:: Directions for this task ::
Give every line from the entries that contains "lower".

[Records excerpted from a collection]
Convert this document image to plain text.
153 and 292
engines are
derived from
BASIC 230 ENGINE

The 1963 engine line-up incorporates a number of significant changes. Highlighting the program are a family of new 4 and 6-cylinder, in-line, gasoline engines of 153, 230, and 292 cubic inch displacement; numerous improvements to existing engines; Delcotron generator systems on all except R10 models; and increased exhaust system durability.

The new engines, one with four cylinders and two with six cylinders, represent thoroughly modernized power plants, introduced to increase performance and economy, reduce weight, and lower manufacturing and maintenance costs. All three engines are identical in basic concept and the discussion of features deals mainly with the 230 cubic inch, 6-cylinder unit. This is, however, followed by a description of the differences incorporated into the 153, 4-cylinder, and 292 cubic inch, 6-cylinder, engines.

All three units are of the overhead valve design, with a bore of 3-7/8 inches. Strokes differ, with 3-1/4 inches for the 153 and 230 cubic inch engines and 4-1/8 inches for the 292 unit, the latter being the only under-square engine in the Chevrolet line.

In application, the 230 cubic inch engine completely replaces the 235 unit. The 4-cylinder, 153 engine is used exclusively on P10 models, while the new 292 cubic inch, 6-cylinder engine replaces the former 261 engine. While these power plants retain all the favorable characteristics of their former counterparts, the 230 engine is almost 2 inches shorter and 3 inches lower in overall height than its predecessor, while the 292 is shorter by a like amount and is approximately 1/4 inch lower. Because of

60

:: Task answer ::
The new engines, one with four cylinders and two with six cylinders, represent thoroughly modernized power plants, introduced to increase performance and economy, reduce weight, and lower manufacturing and maintenance costs. All three engines are identical in basic concept and the discussion of features deals mainly with the 230 cubic inch, 6-cylinder unit. This is, however, followed by a description of the differences incorporated into the 153, 4-cylinder, and 292 cubic inch, 6-cylinder, engines.
In application, the 230 cubic inch engine completely replaces the 235 unit. The 4-cylinder, 153 engine is used exclusively on P10 models, while the new 292 cubic inch, 6-cylinder engine replaces the former 261 engine. While these power plants retain all the favorable characteristics of their former counterparts, the 230 engine is almost 2 inches shorter and 3 inches lower in overall height than its predecessor, while the 292 is shorter by a like amount and is approximately 1/4 inch lower. Because of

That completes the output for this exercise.